# [TASK REQUIREMENTS]
Take the material below and write it all out again exactly.

++++++

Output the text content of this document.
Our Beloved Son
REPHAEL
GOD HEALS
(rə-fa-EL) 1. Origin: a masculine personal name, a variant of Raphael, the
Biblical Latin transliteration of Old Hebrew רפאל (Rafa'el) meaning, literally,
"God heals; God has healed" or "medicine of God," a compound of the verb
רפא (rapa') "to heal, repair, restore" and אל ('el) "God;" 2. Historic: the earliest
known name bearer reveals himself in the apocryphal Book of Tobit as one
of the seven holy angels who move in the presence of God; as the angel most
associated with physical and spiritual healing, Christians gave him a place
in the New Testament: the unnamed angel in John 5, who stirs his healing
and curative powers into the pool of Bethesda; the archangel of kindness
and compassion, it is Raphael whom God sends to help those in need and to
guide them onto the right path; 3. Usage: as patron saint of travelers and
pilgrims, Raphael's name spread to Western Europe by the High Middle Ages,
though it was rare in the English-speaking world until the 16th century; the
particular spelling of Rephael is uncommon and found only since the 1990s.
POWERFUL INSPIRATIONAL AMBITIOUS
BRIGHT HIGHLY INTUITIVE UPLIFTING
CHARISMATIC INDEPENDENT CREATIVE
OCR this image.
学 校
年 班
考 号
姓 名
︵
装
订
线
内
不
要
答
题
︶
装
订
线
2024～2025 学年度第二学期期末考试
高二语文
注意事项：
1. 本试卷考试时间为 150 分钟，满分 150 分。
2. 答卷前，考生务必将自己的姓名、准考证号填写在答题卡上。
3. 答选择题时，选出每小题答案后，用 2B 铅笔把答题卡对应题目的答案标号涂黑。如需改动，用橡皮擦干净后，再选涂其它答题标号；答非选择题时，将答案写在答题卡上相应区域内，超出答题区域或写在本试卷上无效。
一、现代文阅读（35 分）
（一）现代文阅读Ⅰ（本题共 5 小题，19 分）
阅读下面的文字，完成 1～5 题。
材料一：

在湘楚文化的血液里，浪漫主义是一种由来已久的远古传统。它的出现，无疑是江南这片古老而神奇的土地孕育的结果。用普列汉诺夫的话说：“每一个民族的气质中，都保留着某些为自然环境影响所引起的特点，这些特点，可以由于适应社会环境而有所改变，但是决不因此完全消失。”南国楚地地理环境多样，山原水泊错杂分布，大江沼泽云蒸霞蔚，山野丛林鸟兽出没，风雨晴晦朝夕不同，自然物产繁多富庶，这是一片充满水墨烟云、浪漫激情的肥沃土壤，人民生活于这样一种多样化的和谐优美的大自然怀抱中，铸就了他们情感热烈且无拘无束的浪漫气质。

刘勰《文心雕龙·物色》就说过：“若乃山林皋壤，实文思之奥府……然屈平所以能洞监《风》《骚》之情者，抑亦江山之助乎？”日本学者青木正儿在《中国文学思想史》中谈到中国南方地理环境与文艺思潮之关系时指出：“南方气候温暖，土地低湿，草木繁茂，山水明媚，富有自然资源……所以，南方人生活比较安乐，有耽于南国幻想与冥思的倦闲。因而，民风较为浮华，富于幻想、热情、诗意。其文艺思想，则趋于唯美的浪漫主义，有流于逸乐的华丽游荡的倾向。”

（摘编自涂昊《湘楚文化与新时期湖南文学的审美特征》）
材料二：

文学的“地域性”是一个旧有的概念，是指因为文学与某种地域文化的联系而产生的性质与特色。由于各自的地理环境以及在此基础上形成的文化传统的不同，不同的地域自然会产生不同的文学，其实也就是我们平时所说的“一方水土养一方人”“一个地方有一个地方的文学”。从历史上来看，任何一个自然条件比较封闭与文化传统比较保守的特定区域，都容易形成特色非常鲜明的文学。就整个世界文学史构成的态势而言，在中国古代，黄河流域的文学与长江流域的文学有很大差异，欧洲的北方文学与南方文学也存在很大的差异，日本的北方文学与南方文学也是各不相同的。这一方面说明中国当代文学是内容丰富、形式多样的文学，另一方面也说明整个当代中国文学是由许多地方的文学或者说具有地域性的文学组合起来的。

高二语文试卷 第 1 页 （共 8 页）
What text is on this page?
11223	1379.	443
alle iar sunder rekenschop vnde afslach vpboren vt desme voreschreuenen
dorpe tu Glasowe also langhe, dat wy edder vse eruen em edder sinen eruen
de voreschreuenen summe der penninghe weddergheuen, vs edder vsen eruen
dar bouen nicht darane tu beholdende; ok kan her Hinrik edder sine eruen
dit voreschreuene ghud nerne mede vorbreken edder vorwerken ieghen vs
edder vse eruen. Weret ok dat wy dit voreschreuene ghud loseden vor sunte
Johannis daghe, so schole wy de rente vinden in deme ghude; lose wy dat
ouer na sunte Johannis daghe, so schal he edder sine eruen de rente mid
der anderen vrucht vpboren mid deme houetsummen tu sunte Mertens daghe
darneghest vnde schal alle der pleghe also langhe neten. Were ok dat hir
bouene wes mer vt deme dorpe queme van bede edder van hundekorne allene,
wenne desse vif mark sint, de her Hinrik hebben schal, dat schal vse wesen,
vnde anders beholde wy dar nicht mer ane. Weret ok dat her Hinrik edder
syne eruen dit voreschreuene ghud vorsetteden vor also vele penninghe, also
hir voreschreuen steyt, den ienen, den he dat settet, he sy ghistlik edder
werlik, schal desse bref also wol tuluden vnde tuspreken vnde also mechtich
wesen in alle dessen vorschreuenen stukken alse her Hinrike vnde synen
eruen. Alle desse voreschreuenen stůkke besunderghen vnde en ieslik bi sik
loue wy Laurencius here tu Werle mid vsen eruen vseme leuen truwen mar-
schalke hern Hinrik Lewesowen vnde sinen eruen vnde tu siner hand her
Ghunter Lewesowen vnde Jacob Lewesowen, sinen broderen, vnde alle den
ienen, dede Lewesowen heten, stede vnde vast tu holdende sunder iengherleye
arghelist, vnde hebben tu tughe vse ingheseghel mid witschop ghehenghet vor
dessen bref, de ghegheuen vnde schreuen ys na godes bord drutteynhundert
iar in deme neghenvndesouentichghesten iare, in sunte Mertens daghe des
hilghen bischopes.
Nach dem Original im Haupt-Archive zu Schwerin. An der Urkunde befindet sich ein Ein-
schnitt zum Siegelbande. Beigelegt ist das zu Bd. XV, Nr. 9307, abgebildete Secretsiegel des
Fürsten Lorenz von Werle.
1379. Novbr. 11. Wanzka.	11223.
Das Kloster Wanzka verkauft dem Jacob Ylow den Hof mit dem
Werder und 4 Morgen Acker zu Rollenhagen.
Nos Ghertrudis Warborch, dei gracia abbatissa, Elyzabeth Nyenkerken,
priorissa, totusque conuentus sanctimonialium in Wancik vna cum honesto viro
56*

++++++

# [SOLVED EXERCISE]
Output the text content of this document.
Our Beloved Son
REPHAEL
GOD HEALS
(rə-fa-EL) 1. Origin: a masculine personal name, a variant of Raphael, the
Biblical Latin transliteration of Old Hebrew רפאל (Rafa'el) meaning, literally,
"God heals; God has healed" or "medicine of God," a compound of the verb
רפא (rapa') "to heal, repair, restore" and אל ('el) "God;" 2. Historic: the earliest
known name bearer reveals himself in the apocryphal Book of Tobit as one
of the seven holy angels who move in the presence of God; as the angel most
associated with physical and spiritual healing, Christians gave him a place
in the New Testament: the unnamed angel in John 5, who stirs his healing
and curative powers into the pool of Bethesda; the archangel of kindness
and compassion, it is Raphael whom God sends to help those in need and to
guide them onto the right path; 3. Usage: as patron saint of travelers and
pilgrims, Raphael's name spread to Western Europe by the High Middle Ages,
though it was rare in the English-speaking world until the 16th century; the
particular spelling of Rephael is uncommon and found only since the 1990s.
POWERFUL INSPIRATIONAL AMBITIOUS
BRIGHT HIGHLY INTUITIVE UPLIFTING
CHARISMATIC INDEPENDENT CREATIVE
OCR this image.
学 校
年 班
考 号
姓 名
︵
装
订
线
内
不
要
答
题
︶
装
订
线
2024～2025 学年度第二学期期末考试
高二语文
注意事项：
1. 本试卷考试时间为 150 分钟，满分 150 分。
2. 答卷前，考生务必将自己的姓名、准考证号填写在答题卡上。
3. 答选择题时，选出每小题答案后，用 2B 铅笔把答题卡对应题目的答案标号涂黑。如需改动，用橡皮擦干净后，再选涂其它答题标号；答非选择题时，将答案写在答题卡上相应区域内，超出答题区域或写在本试卷上无效。
一、现代文阅读（35 分）
（一）现代文阅读Ⅰ（本题共 5 小题，19 分）
阅读下面的文字，完成 1～5 题。
材料一：

在湘楚文化的血液里，浪漫主义是一种由来已久的远古传统。它的出现，无疑是江南这片古老而神奇的土地孕育的结果。用普列汉诺夫的话说：“每一个民族的气质中，都保留着某些为自然环境影响所引起的特点，这些特点，可以由于适应社会环境而有所改变，但是决不因此完全消失。”南国楚地地理环境多样，山原水泊错杂分布，大江沼泽云蒸霞蔚，山野丛林鸟兽出没，风雨晴晦朝夕不同，自然物产繁多富庶，这是一片充满水墨烟云、浪漫激情的肥沃土壤，人民生活于这样一种多样化的和谐优美的大自然怀抱中，铸就了他们情感热烈且无拘无束的浪漫气质。

刘勰《文心雕龙·物色》就说过：“若乃山林皋壤，实文思之奥府……然屈平所以能洞监《风》《骚》之情者，抑亦江山之助乎？”日本学者青木正儿在《中国文学思想史》中谈到中国南方地理环境与文艺思潮之关系时指出：“南方气候温暖，土地低湿，草木繁茂，山水明媚，富有自然资源……所以，南方人生活比较安乐，有耽于南国幻想与冥思的倦闲。因而，民风较为浮华，富于幻想、热情、诗意。其文艺思想，则趋于唯美的浪漫主义，有流于逸乐的华丽游荡的倾向。”

（摘编自涂昊《湘楚文化与新时期湖南文学的审美特征》）
材料二：

文学的“地域性”是一个旧有的概念，是指因为文学与某种地域文化的联系而产生的性质与特色。由于各自的地理环境以及在此基础上形成的文化传统的不同，不同的地域自然会产生不同的文学，其实也就是我们平时所说的“一方水土养一方人”“一个地方有一个地方的文学”。从历史上来看，任何一个自然条件比较封闭与文化传统比较保守的特定区域，都容易形成特色非常鲜明的文学。就整个世界文学史构成的态势而言，在中国古代，黄河流域的文学与长江流域的文学有很大差异，欧洲的北方文学与南方文学也存在很大的差异，日本的北方文学与南方文学也是各不相同的。这一方面说明中国当代文学是内容丰富、形式多样的文学，另一方面也说明整个当代中国文学是由许多地方的文学或者说具有地域性的文学组合起来的。

高二语文试卷 第 1 页 （共 8 页）
What text is on this page?
11223	1379.	443
alle iar sunder rekenschop vnde afslach vpboren vt desme voreschreuenen
dorpe tu Glasowe also langhe, dat wy edder vse eruen em edder sinen eruen
de voreschreuenen summe der penninghe weddergheuen, vs edder vsen eruen
dar bouen nicht darane tu beholdende; ok kan her Hinrik edder sine eruen
dit voreschreuene ghud nerne mede vorbreken edder vorwerken ieghen vs
edder vse eruen. Weret ok dat wy dit voreschreuene ghud loseden vor sunte
Johannis daghe, so schole wy de rente vinden in deme ghude; lose wy dat
ouer na sunte Johannis daghe, so schal he edder sine eruen de rente mid
der anderen vrucht vpboren mid deme houetsummen tu sunte Mertens daghe
darneghest vnde schal alle der pleghe also langhe neten. Were ok dat hir
bouene wes mer vt deme dorpe queme van bede edder van hundekorne allene,
wenne desse vif mark sint, de her Hinrik hebben schal, dat schal vse wesen,
vnde anders beholde wy dar nicht mer ane. Weret ok dat her Hinrik edder
syne eruen dit voreschreuene ghud vorsetteden vor also vele penninghe, also
hir voreschreuen steyt, den ienen, den he dat settet, he sy ghistlik edder
werlik, schal desse bref also wol tuluden vnde tuspreken vnde also mechtich
wesen in alle dessen vorschreuenen stukken alse her Hinrike vnde synen
eruen. Alle desse voreschreuenen stůkke besunderghen vnde en ieslik bi sik
loue wy Laurencius here tu Werle mid vsen eruen vseme leuen truwen mar-
schalke hern Hinrik Lewesowen vnde sinen eruen vnde tu siner hand her
Ghunter Lewesowen vnde Jacob Lewesowen, sinen broderen, vnde alle den
ienen, dede Lewesowen heten, stede vnde vast tu holdende sunder iengherleye
arghelist, vnde hebben tu tughe vse ingheseghel mid witschop ghehenghet vor
dessen bref, de ghegheuen vnde schreuen ys na godes bord drutteynhundert
iar in deme neghenvndesouentichghesten iare, in sunte Mertens daghe des
hilghen bischopes.
Nach dem Original im Haupt-Archive zu Schwerin. An der Urkunde befindet sich ein Ein-
schnitt zum Siegelbande. Beigelegt ist das zu Bd. XV, Nr. 9307, abgebildete Secretsiegel des
Fürsten Lorenz von Werle.
1379. Novbr. 11. Wanzka.	11223.
Das Kloster Wanzka verkauft dem Jacob Ylow den Hof mit dem
Werder und 4 Morgen Acker zu Rollenhagen.
Nos Ghertrudis Warborch, dei gracia abbatissa, Elyzabeth Nyenkerken,
priorissa, totusque conuentus sanctimonialium in Wancik vna cum honesto viro
56*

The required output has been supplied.